Give only the number of lines in these records that contain the word "text".

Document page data

»»

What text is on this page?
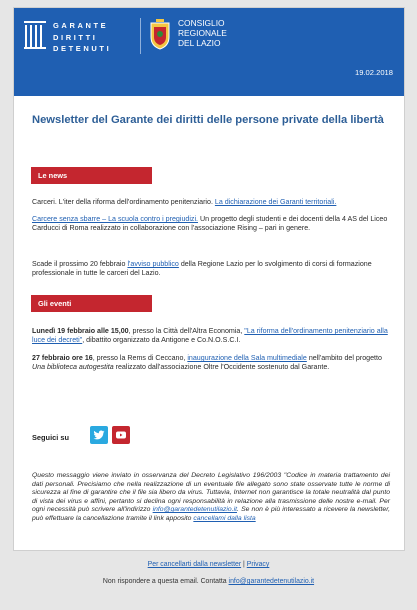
GARANTE
DIRITTI
DETENUTI
CONSIGLIO
REGIONALE
DEL LAZIO
19.02.2018
Newsletter del Garante dei diritti delle persone private della libertà
Le news
Carceri. L'iter della riforma dell'ordinamento penitenziario. La dichiarazione dei Garanti territoriali.
Carcere senza sbarre – La scuola contro i pregiudizi. Un progetto degli studenti e dei docenti della 4 AS del Liceo Carducci di Roma realizzato in collaborazione con l'associazione Rising – pari in genere.
Scade il prossimo 20 febbraio l'avviso pubblico della Regione Lazio per lo svolgimento di corsi di formazione professionale in tutte le carceri del Lazio.
Gli eventi
Lunedì 19 febbraio alle 15,00, presso la Città dell'Altra Economia, "La riforma dell'ordinamento penitenziario alla luce dei decreti", dibattito organizzato da Antigone e Co.N.O.S.C.I.
27 febbraio ore 16, presso la Rems di Ceccano, inaugurazione della Sala multimediale nell'ambito del progetto Una biblioteca autogestita realizzato dall'associazione Oltre l'Occidente sostenuto dal Garante.
Seguici su
Questo messaggio viene inviato in osservanza del Decreto Legislativo 196/2003 "Codice in materia trattamento dei dati personali. Precisiamo che nella realizzazione di un eventuale file allegato sono state osservate tutte le norme di sicurezza al fine di garantire che il file sia libero da virus. Tuttavia, Internet non garantisce la totale neutralità dal punto di vista dei virus e affini, pertanto si declina ogni responsabilità in relazione alla trasmissione delle nostre e-mail. Per ogni necessità può scrivere all'indirizzo info@garantedetenutilazio.it. Se non è più interessato a ricevere la newsletter, può effettuare la cancellazione tramite il link apposito cancellami dalla lista
Per cancellarti dalla newsletter | Privacy
Non rispondere a questa email. Contatta info@garantedetenutilazio.it
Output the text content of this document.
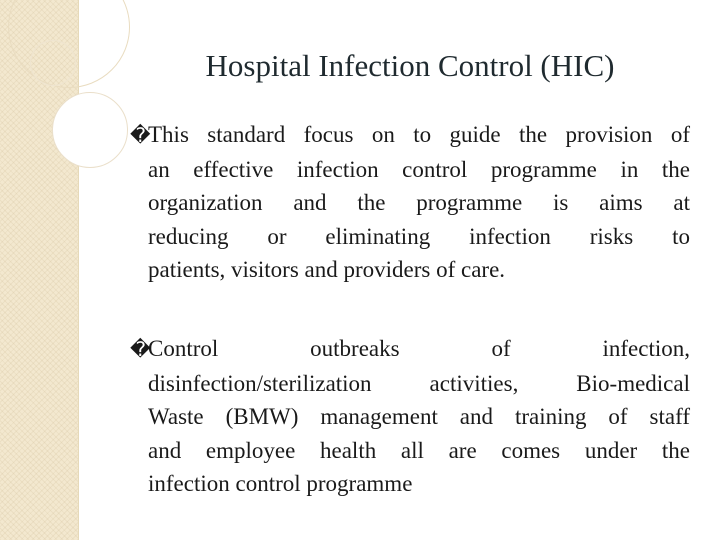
Hospital Infection Control (HIC)
�
This standard focus on to guide the provision of
an effective infection control programme in the
organization and the programme is aims at
reducing or eliminating infection risks to
patients, visitors and providers of care.
�
Control outbreaks of infection,
disinfection/sterilization activities, Bio-medical
Waste (BMW) management and training of staff
and employee health all are comes under the
infection control programme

««

→ EXERCISE RESPONSE
2